<<<<

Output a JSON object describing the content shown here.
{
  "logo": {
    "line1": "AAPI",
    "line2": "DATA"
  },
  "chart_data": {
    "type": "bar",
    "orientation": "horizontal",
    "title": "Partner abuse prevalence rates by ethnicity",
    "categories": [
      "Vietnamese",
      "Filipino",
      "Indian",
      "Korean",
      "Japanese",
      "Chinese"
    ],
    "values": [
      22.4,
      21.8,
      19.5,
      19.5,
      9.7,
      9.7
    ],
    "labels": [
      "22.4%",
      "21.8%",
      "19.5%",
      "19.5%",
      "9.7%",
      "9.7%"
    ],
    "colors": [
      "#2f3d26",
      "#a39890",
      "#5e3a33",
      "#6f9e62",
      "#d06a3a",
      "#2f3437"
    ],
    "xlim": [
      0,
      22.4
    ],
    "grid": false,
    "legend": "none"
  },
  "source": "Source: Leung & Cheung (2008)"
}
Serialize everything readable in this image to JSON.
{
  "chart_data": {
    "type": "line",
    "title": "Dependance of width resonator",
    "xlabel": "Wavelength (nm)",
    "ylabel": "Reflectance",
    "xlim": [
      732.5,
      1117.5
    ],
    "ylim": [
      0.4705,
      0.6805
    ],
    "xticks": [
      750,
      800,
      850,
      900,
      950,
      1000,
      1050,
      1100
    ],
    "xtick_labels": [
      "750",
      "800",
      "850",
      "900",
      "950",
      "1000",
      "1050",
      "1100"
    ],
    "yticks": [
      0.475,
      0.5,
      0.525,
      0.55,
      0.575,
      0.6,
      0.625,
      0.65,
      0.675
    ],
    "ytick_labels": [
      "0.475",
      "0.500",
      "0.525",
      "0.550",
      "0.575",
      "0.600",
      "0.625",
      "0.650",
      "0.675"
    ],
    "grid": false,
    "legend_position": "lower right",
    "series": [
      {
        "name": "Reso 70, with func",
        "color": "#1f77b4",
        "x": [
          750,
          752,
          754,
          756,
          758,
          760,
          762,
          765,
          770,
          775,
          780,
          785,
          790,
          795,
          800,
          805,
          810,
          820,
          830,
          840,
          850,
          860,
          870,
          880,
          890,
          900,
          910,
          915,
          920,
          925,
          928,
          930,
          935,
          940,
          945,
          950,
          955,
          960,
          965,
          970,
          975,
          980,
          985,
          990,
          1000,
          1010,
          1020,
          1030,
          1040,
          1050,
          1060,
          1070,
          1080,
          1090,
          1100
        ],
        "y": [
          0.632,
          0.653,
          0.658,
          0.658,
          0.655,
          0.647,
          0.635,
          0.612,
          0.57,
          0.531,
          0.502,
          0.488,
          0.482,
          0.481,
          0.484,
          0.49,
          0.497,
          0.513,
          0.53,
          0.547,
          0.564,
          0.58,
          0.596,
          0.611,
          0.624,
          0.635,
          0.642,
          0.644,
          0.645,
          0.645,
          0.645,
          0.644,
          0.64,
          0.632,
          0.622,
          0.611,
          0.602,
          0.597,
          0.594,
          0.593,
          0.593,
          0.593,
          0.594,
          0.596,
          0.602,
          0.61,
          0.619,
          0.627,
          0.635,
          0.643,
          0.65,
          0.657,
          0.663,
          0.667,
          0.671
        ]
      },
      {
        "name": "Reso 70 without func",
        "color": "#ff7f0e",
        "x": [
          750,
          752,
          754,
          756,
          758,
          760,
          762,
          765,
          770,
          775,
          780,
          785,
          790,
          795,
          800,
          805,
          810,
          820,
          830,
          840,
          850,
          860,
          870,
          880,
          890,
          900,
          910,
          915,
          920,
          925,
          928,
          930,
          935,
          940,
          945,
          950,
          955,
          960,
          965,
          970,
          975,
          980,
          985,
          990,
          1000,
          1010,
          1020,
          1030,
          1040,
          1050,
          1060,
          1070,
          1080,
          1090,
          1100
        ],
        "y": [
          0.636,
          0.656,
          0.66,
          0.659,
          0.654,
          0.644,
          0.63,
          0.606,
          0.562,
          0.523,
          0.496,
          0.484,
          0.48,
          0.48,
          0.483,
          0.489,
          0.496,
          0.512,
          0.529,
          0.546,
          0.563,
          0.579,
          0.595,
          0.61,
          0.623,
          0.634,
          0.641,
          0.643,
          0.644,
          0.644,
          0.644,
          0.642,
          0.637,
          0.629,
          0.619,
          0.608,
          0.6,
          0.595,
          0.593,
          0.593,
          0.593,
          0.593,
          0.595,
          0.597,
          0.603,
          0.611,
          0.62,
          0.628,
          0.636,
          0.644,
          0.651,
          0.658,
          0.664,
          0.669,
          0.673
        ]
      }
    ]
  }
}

>>>>

* [Aim of the exercise]:
Every line of the material must be returned exactly as it appears.

* [Answer to this exercise]:
Output a JSON object describing the content shown here.
{
  "logo": {
    "line1": "AAPI",
    "line2": "DATA"
  },
  "chart_data": {
    "type": "bar",
    "orientation": "horizontal",
    "title": "Partner abuse prevalence rates by ethnicity",
    "categories": [
      "Vietnamese",
      "Filipino",
      "Indian",
      "Korean",
      "Japanese",
      "Chinese"
    ],
    "values": [
      22.4,
      21.8,
      19.5,
      19.5,
      9.7,
      9.7
    ],
    "labels": [
      "22.4%",
      "21.8%",
      "19.5%",
      "19.5%",
      "9.7%",
      "9.7%"
    ],
    "colors": [
      "#2f3d26",
      "#a39890",
      "#5e3a33",
      "#6f9e62",
      "#d06a3a",
      "#2f3437"
    ],
    "xlim": [
      0,
      22.4
    ],
    "grid": false,
    "legend": "none"
  },
  "source": "Source: Leung & Cheung (2008)"
}
Serialize everything readable in this image to JSON.
{
  "chart_data": {
    "type": "line",
    "title": "Dependance of width resonator",
    "xlabel": "Wavelength (nm)",
    "ylabel": "Reflectance",
    "xlim": [
      732.5,
      1117.5
    ],
    "ylim": [
      0.4705,
      0.6805
    ],
    "xticks": [
      750,
      800,
      850,
      900,
      950,
      1000,
      1050,
      1100
    ],
    "xtick_labels": [
      "750",
      "800",
      "850",
      "900",
      "950",
      "1000",
      "1050",
      "1100"
    ],
    "yticks": [
      0.475,
      0.5,
      0.525,
      0.55,
      0.575,
      0.6,
      0.625,
      0.65,
      0.675
    ],
    "ytick_labels": [
      "0.475",
      "0.500",
      "0.525",
      "0.550",
      "0.575",
      "0.600",
      "0.625",
      "0.650",
      "0.675"
    ],
    "grid": false,
    "legend_position": "lower right",
    "series": [
      {
        "name": "Reso 70, with func",
        "color": "#1f77b4",
        "x": [
          750,
          752,
          754,
          756,
          758,
          760,
          762,
          765,
          770,
          775,
          780,
          785,
          790,
          795,
          800,
          805,
          810,
          820,
          830,
          840,
          850,
          860,
          870,
          880,
          890,
          900,
          910,
          915,
          920,
          925,
          928,
          930,
          935,
          940,
          945,
          950,
          955,
          960,
          965,
          970,
          975,
          980,
          985,
          990,
          1000,
          1010,
          1020,
          1030,
          1040,
          1050,
          1060,
          1070,
          1080,
          1090,
          1100
        ],
        "y": [
          0.632,
          0.653,
          0.658,
          0.658,
          0.655,
          0.647,
          0.635,
          0.612,
          0.57,
          0.531,
          0.502,
          0.488,
          0.482,
          0.481,
          0.484,
          0.49,
          0.497,
          0.513,
          0.53,
          0.547,
          0.564,
          0.58,
          0.596,
          0.611,
          0.624,
          0.635,
          0.642,
          0.644,
          0.645,
          0.645,
          0.645,
          0.644,
          0.64,
          0.632,
          0.622,
          0.611,
          0.602,
          0.597,
          0.594,
          0.593,
          0.593,
          0.593,
          0.594,
          0.596,
          0.602,
          0.61,
          0.619,
          0.627,
          0.635,
          0.643,
          0.65,
          0.657,
          0.663,
          0.667,
          0.671
        ]
      },
      {
        "name": "Reso 70 without func",
        "color": "#ff7f0e",
        "x": [
          750,
          752,
          754,
          756,
          758,
          760,
          762,
          765,
          770,
          775,
          780,
          785,
          790,
          795,
          800,
          805,
          810,
          820,
          830,
          840,
          850,
          860,
          870,
          880,
          890,
          900,
          910,
          915,
          920,
          925,
          928,
          930,
          935,
          940,
          945,
          950,
          955,
          960,
          965,
          970,
          975,
          980,
          985,
          990,
          1000,
          1010,
          1020,
          1030,
          1040,
          1050,
          1060,
          1070,
          1080,
          1090,
          1100
        ],
        "y": [
          0.636,
          0.656,
          0.66,
          0.659,
          0.654,
          0.644,
          0.63,
          0.606,
          0.562,
          0.523,
          0.496,
          0.484,
          0.48,
          0.48,
          0.483,
          0.489,
          0.496,
          0.512,
          0.529,
          0.546,
          0.563,
          0.579,
          0.595,
          0.61,
          0.623,
          0.634,
          0.641,
          0.643,
          0.644,
          0.644,
          0.644,
          0.642,
          0.637,
          0.629,
          0.619,
          0.608,
          0.6,
          0.595,
          0.593,
          0.593,
          0.593,
          0.593,
          0.595,
          0.597,
          0.603,
          0.611,
          0.62,
          0.628,
          0.636,
          0.644,
          0.651,
          0.658,
          0.664,
          0.669,
          0.673
        ]
      }
    ]
  }
}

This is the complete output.